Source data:
____________
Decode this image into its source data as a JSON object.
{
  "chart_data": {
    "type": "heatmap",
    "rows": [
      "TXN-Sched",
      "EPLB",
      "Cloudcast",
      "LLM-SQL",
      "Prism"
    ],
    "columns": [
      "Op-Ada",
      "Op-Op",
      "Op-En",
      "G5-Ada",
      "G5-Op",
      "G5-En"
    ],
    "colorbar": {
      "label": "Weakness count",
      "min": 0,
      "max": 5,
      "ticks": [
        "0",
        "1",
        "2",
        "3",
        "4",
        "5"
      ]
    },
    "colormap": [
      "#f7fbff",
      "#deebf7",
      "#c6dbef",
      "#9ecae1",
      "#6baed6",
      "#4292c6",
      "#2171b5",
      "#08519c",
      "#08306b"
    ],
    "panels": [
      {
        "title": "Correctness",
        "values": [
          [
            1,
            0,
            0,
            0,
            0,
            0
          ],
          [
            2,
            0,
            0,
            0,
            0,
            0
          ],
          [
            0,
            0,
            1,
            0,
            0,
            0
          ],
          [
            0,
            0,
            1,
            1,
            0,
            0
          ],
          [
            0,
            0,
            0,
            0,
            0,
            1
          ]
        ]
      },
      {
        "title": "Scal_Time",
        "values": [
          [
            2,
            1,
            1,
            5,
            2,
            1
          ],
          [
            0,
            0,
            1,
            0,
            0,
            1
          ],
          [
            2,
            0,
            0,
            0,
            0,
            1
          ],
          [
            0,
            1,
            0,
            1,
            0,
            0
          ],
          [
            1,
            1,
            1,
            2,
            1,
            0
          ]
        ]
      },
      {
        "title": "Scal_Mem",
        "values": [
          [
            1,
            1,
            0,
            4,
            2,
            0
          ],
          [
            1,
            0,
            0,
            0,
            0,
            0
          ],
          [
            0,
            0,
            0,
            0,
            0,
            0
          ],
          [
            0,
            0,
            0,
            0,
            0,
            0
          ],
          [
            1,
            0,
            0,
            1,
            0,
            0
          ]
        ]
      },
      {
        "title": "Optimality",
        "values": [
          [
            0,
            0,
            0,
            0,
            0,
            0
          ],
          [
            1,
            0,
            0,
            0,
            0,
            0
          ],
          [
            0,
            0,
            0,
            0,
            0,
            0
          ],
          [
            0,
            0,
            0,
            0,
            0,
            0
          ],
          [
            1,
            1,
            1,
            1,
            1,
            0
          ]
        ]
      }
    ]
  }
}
____________
Written problem >> Find the lines containing "title" and pull them out.

Exercise output >>
        "title": "Correctness",
        "title": "Scal_Time",
        "title": "Scal_Mem",
        "title": "Optimality",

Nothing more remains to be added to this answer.